**EXTRACTED ENTRIES**
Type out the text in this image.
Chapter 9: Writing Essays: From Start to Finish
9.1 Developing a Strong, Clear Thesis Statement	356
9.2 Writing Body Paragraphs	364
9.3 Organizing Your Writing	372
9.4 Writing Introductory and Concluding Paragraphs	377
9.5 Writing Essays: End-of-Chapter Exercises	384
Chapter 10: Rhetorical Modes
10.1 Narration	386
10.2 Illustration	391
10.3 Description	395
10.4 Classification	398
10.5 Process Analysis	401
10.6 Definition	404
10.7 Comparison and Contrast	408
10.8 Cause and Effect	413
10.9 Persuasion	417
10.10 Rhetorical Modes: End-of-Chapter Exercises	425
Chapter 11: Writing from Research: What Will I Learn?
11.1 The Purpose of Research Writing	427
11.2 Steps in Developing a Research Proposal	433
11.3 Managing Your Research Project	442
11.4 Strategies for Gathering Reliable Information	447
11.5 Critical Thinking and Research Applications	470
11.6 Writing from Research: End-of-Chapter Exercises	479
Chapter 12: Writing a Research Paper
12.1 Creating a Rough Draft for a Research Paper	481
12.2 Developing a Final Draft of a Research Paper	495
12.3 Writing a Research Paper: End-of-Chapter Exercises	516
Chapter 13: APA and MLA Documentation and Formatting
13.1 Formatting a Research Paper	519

**TASK BRIEF**
Type out the entries again, word for word.

**WRITTEN SOLUTION**
Type out the text in this image.
Chapter 9: Writing Essays: From Start to Finish
9.1 Developing a Strong, Clear Thesis Statement	356
9.2 Writing Body Paragraphs	364
9.3 Organizing Your Writing	372
9.4 Writing Introductory and Concluding Paragraphs	377
9.5 Writing Essays: End-of-Chapter Exercises	384
Chapter 10: Rhetorical Modes
10.1 Narration	386
10.2 Illustration	391
10.3 Description	395
10.4 Classification	398
10.5 Process Analysis	401
10.6 Definition	404
10.7 Comparison and Contrast	408
10.8 Cause and Effect	413
10.9 Persuasion	417
10.10 Rhetorical Modes: End-of-Chapter Exercises	425
Chapter 11: Writing from Research: What Will I Learn?
11.1 The Purpose of Research Writing	427
11.2 Steps in Developing a Research Proposal	433
11.3 Managing Your Research Project	442
11.4 Strategies for Gathering Reliable Information	447
11.5 Critical Thinking and Research Applications	470
11.6 Writing from Research: End-of-Chapter Exercises	479
Chapter 12: Writing a Research Paper
12.1 Creating a Rough Draft for a Research Paper	481
12.2 Developing a Final Draft of a Research Paper	495
12.3 Writing a Research Paper: End-of-Chapter Exercises	516
Chapter 13: APA and MLA Documentation and Formatting
13.1 Formatting a Research Paper	519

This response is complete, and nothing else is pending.